PROBLEM TO SOLVE — Extract each line containing the string "quantity".

☆ ☆ ☆

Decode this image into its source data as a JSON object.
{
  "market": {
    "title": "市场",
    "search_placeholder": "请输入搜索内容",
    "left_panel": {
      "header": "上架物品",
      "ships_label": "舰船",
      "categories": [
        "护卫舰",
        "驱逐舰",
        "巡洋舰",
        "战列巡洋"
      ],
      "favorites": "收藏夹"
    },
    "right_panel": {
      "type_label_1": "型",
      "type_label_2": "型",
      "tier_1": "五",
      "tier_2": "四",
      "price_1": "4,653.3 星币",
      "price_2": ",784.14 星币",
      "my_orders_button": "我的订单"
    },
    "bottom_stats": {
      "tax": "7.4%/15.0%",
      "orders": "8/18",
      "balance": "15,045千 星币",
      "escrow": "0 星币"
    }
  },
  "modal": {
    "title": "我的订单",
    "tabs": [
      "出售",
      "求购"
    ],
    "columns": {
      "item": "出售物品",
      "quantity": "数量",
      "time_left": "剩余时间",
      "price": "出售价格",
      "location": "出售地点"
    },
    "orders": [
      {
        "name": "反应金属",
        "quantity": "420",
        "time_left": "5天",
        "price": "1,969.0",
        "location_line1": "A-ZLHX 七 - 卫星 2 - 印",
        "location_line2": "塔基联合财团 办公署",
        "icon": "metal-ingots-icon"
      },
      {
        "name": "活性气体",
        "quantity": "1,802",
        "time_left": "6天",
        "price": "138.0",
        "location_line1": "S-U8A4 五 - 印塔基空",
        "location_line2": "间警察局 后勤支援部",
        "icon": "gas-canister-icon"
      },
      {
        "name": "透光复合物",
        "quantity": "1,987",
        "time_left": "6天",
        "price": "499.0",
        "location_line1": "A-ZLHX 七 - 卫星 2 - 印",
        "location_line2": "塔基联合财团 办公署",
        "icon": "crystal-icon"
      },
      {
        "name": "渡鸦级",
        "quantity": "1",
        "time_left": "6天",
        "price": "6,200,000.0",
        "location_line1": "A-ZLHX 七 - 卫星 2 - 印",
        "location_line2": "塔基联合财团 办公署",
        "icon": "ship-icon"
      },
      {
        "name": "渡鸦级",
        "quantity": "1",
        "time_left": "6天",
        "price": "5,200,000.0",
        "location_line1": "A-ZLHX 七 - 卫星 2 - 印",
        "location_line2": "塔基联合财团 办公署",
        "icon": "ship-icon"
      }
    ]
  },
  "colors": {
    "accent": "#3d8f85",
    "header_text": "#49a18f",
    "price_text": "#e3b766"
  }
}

☆ ☆ ☆

OUTPUT OF THE TASK —
      "quantity": "数量",
        "quantity": "420",
        "quantity": "1,802",
        "quantity": "1,987",
        "quantity": "1",
        "quantity": "1",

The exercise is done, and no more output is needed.